**EXERCISE DETAILS**
Copy out the listing in full, exactly as written, but not its pictures.

**DATA TO PROCESS**

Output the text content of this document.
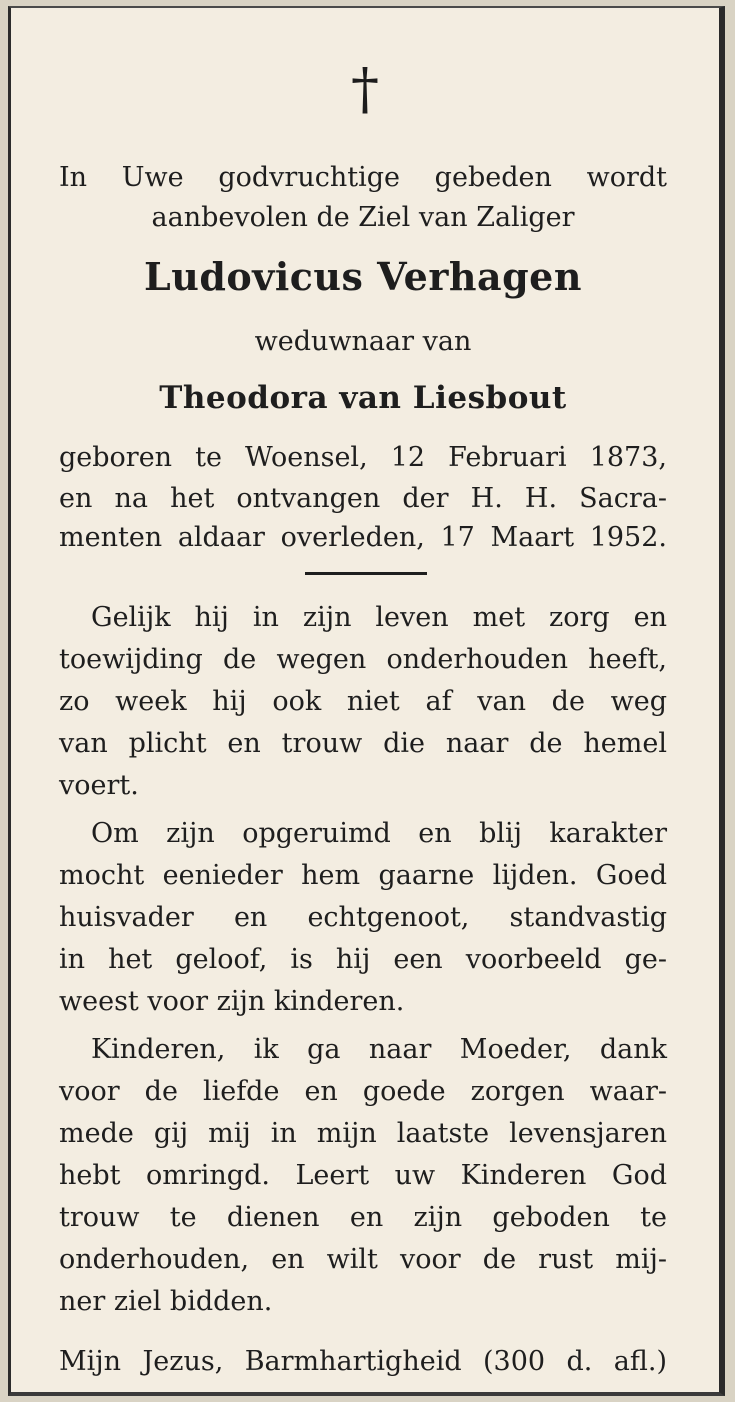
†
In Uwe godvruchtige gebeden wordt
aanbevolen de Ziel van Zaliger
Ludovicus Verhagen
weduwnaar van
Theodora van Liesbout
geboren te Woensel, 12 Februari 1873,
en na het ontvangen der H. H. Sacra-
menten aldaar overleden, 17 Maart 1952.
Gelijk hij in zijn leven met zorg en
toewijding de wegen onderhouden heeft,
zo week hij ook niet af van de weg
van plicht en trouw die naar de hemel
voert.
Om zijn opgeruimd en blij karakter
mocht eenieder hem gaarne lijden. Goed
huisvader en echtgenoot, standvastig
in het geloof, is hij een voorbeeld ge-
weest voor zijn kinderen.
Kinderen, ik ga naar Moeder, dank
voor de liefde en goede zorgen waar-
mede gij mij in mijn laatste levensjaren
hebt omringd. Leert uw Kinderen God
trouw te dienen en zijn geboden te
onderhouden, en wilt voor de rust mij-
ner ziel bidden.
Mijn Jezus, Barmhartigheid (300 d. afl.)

**RESULT FOR THIS TASK**
Output the text content of this document.
†
In Uwe godvruchtige gebeden wordt
aanbevolen de Ziel van Zaliger
Ludovicus Verhagen
weduwnaar van
Theodora van Liesbout
geboren te Woensel, 12 Februari 1873,
en na het ontvangen der H. H. Sacra-
menten aldaar overleden, 17 Maart 1952.
Gelijk hij in zijn leven met zorg en
toewijding de wegen onderhouden heeft,
zo week hij ook niet af van de weg
van plicht en trouw die naar de hemel
voert.
Om zijn opgeruimd en blij karakter
mocht eenieder hem gaarne lijden. Goed
huisvader en echtgenoot, standvastig
in het geloof, is hij een voorbeeld ge-
weest voor zijn kinderen.
Kinderen, ik ga naar Moeder, dank
voor de liefde en goede zorgen waar-
mede gij mij in mijn laatste levensjaren
hebt omringd. Leert uw Kinderen God
trouw te dienen en zijn geboden te
onderhouden, en wilt voor de rust mij-
ner ziel bidden.
Mijn Jezus, Barmhartigheid (300 d. afl.)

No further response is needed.